Identify the lines containing the word "PALACIO". Copy each one.

>> BEGIN Record excerpts

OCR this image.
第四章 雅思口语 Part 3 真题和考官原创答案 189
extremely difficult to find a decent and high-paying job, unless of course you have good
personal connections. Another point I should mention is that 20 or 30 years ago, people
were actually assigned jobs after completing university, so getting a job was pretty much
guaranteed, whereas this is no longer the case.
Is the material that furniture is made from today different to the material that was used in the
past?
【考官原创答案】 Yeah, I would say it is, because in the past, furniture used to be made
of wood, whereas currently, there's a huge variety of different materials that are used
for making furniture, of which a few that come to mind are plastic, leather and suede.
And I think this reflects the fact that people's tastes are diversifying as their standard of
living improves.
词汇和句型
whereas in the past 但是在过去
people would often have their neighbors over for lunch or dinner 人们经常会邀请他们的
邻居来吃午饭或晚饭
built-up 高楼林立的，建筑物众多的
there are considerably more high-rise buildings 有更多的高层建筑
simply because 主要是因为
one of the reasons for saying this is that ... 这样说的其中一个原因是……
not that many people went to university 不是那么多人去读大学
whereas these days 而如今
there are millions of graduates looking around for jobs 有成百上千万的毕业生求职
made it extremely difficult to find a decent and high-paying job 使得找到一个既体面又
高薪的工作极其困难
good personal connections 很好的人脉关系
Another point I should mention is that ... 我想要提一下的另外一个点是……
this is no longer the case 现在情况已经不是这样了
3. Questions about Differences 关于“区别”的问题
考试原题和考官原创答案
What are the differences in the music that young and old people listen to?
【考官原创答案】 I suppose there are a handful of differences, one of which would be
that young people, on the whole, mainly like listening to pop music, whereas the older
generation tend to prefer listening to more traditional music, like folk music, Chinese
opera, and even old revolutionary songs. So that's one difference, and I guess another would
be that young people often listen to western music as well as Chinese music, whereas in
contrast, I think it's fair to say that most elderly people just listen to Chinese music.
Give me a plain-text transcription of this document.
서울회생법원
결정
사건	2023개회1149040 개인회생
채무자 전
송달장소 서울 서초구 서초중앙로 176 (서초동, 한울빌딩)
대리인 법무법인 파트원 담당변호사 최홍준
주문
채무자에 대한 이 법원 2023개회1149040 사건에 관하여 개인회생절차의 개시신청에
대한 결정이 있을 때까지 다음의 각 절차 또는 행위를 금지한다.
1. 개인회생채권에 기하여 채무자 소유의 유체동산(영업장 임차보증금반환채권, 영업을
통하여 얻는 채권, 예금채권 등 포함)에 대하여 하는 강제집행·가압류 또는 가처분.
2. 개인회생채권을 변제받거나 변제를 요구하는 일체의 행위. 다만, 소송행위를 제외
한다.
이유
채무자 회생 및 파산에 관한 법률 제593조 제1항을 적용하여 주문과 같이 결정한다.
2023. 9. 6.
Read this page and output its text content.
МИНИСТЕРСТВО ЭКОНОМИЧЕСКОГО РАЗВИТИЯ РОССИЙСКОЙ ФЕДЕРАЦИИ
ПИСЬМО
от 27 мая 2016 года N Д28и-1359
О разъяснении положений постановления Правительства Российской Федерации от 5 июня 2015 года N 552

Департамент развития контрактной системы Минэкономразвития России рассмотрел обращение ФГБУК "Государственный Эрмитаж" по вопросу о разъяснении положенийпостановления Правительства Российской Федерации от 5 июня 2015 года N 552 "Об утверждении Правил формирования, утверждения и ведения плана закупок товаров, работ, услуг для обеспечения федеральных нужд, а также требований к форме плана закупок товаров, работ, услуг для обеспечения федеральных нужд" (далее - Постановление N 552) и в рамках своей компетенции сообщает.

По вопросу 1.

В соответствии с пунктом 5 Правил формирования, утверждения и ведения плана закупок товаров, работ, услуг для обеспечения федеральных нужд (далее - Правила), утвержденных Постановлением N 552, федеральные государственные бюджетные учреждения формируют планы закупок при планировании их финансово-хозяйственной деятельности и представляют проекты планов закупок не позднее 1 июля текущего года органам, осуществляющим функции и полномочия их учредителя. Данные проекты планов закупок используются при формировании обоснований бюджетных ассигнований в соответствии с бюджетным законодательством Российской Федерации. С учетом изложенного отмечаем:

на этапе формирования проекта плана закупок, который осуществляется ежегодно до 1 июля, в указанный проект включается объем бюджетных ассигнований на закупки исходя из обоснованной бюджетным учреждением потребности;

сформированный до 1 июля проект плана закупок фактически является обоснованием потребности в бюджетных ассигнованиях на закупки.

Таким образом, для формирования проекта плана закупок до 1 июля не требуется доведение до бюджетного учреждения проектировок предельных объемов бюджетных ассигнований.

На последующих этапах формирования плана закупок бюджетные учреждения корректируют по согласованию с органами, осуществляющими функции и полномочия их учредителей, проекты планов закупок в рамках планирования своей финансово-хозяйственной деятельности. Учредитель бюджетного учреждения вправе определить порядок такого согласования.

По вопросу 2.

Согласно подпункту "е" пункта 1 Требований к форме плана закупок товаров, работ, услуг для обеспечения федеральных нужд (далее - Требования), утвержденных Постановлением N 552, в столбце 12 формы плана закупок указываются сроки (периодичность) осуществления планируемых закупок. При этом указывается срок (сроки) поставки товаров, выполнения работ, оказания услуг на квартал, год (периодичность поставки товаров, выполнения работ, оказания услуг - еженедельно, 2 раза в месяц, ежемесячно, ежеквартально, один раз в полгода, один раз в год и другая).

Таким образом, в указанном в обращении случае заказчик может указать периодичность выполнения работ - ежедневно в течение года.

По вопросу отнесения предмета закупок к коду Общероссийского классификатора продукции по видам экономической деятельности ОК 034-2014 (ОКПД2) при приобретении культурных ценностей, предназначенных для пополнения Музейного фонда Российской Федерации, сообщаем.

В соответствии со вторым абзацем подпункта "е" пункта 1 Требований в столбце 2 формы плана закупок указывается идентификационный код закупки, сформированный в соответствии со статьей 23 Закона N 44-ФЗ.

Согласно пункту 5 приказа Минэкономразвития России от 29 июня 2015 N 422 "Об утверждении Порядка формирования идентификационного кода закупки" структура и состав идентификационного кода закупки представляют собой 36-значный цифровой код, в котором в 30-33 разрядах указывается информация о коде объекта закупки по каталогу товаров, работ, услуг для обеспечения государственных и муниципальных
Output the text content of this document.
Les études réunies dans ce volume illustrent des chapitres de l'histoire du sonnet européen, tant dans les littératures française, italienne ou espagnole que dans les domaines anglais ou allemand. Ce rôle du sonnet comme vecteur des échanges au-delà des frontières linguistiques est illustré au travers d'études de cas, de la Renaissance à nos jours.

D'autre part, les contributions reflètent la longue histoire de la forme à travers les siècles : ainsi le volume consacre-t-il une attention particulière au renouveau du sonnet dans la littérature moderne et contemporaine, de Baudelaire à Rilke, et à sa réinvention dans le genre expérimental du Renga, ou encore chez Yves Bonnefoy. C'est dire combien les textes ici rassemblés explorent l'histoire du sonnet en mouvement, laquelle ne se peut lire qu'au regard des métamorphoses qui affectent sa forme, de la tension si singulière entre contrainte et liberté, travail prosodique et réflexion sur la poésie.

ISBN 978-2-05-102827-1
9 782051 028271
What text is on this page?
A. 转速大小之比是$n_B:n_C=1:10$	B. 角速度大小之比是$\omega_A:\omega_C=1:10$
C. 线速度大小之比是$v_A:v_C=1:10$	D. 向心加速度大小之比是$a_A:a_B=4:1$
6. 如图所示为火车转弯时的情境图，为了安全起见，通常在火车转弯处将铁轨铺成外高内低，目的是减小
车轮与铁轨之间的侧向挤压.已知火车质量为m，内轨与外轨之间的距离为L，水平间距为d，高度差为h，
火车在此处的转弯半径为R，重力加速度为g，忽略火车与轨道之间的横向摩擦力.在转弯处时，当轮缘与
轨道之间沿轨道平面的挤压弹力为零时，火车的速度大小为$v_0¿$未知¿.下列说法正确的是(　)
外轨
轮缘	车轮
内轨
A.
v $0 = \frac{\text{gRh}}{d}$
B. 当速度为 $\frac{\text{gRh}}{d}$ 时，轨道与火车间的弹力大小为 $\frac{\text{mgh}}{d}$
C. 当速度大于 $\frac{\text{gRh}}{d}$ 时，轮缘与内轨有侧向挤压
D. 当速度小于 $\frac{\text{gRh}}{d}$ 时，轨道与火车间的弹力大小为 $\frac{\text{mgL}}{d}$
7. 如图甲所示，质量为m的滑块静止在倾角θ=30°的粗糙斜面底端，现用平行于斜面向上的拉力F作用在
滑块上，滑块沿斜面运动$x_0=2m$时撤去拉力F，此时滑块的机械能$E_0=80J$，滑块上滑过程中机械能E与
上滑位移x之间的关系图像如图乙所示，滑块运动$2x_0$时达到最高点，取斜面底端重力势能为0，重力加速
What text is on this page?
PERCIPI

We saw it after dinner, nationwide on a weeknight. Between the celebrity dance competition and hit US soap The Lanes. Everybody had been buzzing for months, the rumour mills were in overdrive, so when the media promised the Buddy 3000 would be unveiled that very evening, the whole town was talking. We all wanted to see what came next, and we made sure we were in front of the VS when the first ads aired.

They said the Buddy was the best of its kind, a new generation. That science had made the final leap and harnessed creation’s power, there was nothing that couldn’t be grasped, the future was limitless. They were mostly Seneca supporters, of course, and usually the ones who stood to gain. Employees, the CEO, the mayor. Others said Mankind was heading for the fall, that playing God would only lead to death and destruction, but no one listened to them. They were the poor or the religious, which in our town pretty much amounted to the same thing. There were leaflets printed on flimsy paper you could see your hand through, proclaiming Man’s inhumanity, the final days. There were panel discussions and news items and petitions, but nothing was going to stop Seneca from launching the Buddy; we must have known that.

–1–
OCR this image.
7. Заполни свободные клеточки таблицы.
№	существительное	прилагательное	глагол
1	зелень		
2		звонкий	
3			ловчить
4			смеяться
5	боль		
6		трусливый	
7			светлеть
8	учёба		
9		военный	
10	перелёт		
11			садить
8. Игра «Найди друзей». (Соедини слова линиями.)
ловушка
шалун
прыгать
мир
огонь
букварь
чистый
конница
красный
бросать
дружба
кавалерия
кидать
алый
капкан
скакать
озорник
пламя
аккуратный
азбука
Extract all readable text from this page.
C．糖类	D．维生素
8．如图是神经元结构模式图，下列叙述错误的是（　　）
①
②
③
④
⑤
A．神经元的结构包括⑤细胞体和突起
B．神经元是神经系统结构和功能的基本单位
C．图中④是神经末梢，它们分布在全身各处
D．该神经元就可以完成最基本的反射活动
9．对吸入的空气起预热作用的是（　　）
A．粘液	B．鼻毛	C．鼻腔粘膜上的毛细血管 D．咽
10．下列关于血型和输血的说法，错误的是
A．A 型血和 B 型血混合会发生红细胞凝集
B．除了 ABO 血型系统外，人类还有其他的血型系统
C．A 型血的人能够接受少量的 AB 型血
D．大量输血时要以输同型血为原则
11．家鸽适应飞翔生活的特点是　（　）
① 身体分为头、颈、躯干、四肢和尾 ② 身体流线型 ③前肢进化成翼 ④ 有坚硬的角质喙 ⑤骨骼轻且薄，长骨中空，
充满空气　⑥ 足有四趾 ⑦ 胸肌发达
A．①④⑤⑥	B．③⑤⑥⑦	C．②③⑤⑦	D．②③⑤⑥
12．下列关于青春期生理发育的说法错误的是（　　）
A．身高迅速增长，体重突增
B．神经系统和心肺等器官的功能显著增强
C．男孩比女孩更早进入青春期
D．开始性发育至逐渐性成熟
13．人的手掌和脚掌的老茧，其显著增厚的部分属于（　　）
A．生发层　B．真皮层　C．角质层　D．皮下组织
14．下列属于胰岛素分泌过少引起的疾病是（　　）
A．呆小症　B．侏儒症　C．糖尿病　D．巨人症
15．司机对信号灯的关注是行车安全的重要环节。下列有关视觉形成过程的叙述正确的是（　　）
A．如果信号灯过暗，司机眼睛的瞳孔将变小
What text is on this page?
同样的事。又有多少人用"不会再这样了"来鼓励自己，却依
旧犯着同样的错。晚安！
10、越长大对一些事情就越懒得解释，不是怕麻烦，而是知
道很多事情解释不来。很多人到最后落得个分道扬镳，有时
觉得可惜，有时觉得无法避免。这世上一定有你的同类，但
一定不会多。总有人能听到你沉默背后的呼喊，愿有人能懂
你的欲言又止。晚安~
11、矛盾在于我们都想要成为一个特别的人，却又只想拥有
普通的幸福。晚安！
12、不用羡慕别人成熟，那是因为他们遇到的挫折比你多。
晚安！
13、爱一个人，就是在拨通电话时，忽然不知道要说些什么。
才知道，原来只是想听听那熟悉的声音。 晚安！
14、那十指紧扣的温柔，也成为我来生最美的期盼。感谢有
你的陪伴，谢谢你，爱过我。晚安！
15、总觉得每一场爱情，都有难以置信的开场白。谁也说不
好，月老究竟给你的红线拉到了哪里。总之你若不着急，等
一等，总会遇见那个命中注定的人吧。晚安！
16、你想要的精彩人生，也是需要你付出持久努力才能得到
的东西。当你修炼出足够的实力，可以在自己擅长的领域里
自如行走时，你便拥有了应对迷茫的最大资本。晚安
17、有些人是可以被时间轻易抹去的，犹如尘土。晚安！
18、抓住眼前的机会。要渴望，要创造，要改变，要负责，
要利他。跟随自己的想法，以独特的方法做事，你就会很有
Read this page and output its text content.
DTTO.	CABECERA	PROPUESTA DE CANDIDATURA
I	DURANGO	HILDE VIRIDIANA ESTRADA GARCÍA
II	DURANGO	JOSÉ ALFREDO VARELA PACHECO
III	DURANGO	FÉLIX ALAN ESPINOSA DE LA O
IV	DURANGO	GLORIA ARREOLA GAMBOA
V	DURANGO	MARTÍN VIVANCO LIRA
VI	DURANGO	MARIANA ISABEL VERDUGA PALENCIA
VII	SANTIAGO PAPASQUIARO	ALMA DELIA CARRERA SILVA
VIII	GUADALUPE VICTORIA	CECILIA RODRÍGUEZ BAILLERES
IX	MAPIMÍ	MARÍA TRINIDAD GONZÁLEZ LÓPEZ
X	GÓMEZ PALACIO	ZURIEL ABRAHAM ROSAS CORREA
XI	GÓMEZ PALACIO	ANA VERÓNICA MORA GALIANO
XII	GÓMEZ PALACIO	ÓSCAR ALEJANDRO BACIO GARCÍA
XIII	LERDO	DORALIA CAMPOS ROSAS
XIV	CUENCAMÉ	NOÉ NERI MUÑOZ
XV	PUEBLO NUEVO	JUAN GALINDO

>> END Record excerpts

## Expected answer:
X	GÓMEZ PALACIO	ZURIEL ABRAHAM ROSAS CORREA
XI	GÓMEZ PALACIO	ANA VERÓNICA MORA GALIANO
XII	GÓMEZ PALACIO	ÓSCAR ALEJANDRO BACIO GARCÍA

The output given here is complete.